EXERCISE GOAL
Copy word for word the part of the passage on GP care in Wales starting at "The goal is" and ending at "way they work.".

DOCUMENT SECTION

A report from RCGP Wales highlights the importance of focusing on GPs and GP care as the NHS faces change
The Royal College of General Practitioners Wales has released a new report – Essential Principles: GP leadership at the heart of new models of care – which aims to highlight why and how GP care must be protected as the NHS, in its 70th year, faces a great deal of change.
The goal is to ensure that any changes occurring in healthcare still focus on direct patient care, especially as general practice and primary care enter new territory. The industry is experiencing unprecedented pressures and RCGP Wales believes that GPs must rethink the way they work.
‘It is therefore time to outline essential principles to guide these changes,’ the report states. ‘In the context of any proposed changes, the specific role of the GP must be protected.’
“General practice continues to be the cornerstone of the NHS,” said Dr Charlotte Jones, chair of BMA Cymru Wales’s general practitioners committee, in the report. “It’s the foundation on which a world-renowned health service is built, enabling the delivery of high quality care, free at the point of access to the whole population.

EXTRACTED RECORDS
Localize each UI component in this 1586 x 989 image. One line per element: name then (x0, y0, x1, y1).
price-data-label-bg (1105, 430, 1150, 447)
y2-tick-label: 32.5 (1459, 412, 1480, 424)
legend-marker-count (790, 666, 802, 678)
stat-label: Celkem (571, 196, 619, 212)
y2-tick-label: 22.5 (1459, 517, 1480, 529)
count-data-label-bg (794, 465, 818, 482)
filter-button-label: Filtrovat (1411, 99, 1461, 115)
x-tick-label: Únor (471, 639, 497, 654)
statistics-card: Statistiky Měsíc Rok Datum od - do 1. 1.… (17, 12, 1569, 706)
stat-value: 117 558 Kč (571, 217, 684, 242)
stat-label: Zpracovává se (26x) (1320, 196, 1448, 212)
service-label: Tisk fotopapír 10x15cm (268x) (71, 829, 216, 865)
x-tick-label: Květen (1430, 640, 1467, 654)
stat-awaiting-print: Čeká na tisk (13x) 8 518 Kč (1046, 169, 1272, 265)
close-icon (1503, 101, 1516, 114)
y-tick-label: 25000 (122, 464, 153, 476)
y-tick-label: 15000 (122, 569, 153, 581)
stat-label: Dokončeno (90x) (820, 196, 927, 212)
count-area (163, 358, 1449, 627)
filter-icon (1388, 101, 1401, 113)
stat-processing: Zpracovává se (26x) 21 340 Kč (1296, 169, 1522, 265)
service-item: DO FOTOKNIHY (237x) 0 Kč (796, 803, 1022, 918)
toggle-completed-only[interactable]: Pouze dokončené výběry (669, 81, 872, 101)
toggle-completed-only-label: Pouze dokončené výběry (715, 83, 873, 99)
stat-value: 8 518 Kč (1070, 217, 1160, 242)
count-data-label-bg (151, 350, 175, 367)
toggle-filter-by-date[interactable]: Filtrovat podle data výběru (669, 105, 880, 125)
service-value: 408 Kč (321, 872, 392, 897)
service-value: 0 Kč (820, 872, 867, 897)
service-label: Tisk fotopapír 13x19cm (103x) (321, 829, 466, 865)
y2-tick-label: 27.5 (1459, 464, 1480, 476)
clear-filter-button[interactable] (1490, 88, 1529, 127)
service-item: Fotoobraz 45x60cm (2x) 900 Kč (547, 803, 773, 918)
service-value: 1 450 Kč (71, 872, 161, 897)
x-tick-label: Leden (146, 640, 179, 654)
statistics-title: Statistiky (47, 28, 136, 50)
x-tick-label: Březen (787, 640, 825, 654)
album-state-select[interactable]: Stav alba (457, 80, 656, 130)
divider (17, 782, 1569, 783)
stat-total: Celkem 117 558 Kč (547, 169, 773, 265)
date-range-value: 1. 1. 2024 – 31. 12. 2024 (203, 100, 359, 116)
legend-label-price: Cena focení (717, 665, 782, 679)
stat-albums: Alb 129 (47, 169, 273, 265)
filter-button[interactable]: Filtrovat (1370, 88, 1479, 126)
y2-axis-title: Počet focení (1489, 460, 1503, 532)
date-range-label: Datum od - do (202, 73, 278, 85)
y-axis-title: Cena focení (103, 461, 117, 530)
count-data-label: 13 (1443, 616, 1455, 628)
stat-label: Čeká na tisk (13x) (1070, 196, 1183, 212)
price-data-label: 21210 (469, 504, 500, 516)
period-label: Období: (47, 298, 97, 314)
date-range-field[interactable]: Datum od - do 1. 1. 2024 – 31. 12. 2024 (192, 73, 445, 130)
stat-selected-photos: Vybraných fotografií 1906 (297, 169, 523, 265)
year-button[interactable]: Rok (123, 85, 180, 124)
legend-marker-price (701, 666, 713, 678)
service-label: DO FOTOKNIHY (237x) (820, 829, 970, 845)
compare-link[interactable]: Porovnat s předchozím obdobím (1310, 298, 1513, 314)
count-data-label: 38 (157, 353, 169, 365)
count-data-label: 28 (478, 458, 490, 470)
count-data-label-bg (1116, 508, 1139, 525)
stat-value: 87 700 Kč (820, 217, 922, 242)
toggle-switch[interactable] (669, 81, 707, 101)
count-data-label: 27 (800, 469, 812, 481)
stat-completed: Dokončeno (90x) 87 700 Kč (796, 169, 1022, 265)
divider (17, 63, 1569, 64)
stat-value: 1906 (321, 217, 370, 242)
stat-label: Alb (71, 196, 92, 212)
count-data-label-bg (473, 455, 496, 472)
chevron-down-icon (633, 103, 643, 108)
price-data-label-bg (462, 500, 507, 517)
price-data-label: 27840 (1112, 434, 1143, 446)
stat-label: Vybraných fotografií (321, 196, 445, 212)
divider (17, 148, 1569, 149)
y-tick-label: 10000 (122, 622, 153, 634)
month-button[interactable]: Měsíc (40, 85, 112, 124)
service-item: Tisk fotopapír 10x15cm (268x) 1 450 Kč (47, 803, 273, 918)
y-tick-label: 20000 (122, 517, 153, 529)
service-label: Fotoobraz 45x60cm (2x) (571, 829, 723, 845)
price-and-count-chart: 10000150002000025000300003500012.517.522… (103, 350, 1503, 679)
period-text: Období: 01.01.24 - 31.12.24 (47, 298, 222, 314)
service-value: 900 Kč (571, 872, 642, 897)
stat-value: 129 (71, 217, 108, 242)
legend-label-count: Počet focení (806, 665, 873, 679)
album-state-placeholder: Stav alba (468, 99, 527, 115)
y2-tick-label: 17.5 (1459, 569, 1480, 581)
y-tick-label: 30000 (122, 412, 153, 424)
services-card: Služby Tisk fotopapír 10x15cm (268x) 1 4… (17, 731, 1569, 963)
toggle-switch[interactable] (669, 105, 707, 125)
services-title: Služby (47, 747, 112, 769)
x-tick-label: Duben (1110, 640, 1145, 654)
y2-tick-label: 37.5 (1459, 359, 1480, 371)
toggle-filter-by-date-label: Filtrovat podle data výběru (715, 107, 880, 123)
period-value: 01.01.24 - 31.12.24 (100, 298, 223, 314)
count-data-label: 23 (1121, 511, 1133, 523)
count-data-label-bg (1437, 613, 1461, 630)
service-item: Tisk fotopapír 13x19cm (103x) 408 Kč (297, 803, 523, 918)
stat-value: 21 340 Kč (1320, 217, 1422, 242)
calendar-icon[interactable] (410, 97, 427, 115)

RESPONSE TO THE TASK
The goal is to ensure that any changes occurring in healthcare still focus on direct patient care, especially as general practice and primary care enter new territory. The industry is experiencing unprecedented pressures and RCGP Wales believes that GPs must rethink the way they work.